* STATED GOAL
Return every record exactly as written.

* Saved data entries

——————

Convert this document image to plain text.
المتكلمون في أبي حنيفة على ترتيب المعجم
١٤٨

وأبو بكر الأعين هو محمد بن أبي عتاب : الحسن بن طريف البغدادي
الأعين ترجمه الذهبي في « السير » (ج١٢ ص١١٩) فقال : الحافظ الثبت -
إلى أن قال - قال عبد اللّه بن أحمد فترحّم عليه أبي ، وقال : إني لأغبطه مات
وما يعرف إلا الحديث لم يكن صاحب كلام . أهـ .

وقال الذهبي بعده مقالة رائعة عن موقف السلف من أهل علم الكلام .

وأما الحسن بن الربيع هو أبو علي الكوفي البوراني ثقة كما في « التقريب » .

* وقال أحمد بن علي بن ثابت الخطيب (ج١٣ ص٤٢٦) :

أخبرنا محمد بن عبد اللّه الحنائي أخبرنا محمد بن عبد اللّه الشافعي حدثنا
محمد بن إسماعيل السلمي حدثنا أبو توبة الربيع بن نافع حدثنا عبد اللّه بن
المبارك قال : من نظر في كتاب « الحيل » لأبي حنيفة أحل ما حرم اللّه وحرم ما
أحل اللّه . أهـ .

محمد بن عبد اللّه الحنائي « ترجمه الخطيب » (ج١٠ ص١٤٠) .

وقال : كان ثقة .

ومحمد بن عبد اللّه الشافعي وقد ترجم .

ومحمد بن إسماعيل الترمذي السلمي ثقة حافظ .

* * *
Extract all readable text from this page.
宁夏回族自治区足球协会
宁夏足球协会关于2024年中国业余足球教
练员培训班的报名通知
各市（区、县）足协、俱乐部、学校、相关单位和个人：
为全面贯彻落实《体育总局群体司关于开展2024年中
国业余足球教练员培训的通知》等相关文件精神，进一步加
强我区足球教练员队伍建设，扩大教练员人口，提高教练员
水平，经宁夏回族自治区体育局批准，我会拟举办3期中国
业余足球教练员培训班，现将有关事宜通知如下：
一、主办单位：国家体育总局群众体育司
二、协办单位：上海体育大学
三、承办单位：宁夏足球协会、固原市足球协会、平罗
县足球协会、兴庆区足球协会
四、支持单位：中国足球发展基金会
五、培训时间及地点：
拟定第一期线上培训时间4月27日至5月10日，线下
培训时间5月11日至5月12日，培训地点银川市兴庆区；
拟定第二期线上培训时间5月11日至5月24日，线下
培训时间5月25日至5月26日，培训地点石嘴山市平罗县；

——————

* FULL OUTPUT
Convert this document image to plain text.
المتكلمون في أبي حنيفة على ترتيب المعجم
١٤٨

وأبو بكر الأعين هو محمد بن أبي عتاب : الحسن بن طريف البغدادي
الأعين ترجمه الذهبي في « السير » (ج١٢ ص١١٩) فقال : الحافظ الثبت -
إلى أن قال - قال عبد اللّه بن أحمد فترحّم عليه أبي ، وقال : إني لأغبطه مات
وما يعرف إلا الحديث لم يكن صاحب كلام . أهـ .

وقال الذهبي بعده مقالة رائعة عن موقف السلف من أهل علم الكلام .

وأما الحسن بن الربيع هو أبو علي الكوفي البوراني ثقة كما في « التقريب » .

* وقال أحمد بن علي بن ثابت الخطيب (ج١٣ ص٤٢٦) :

أخبرنا محمد بن عبد اللّه الحنائي أخبرنا محمد بن عبد اللّه الشافعي حدثنا
محمد بن إسماعيل السلمي حدثنا أبو توبة الربيع بن نافع حدثنا عبد اللّه بن
المبارك قال : من نظر في كتاب « الحيل » لأبي حنيفة أحل ما حرم اللّه وحرم ما
أحل اللّه . أهـ .

محمد بن عبد اللّه الحنائي « ترجمه الخطيب » (ج١٠ ص١٤٠) .

وقال : كان ثقة .

ومحمد بن عبد اللّه الشافعي وقد ترجم .

ومحمد بن إسماعيل الترمذي السلمي ثقة حافظ .

* * *
Extract all readable text from this page.
宁夏回族自治区足球协会
宁夏足球协会关于2024年中国业余足球教
练员培训班的报名通知
各市（区、县）足协、俱乐部、学校、相关单位和个人：
为全面贯彻落实《体育总局群体司关于开展2024年中
国业余足球教练员培训的通知》等相关文件精神，进一步加
强我区足球教练员队伍建设，扩大教练员人口，提高教练员
水平，经宁夏回族自治区体育局批准，我会拟举办3期中国
业余足球教练员培训班，现将有关事宜通知如下：
一、主办单位：国家体育总局群众体育司
二、协办单位：上海体育大学
三、承办单位：宁夏足球协会、固原市足球协会、平罗
县足球协会、兴庆区足球协会
四、支持单位：中国足球发展基金会
五、培训时间及地点：
拟定第一期线上培训时间4月27日至5月10日，线下
培训时间5月11日至5月12日，培训地点银川市兴庆区；
拟定第二期线上培训时间5月11日至5月24日，线下
培训时间5月25日至5月26日，培训地点石嘴山市平罗县；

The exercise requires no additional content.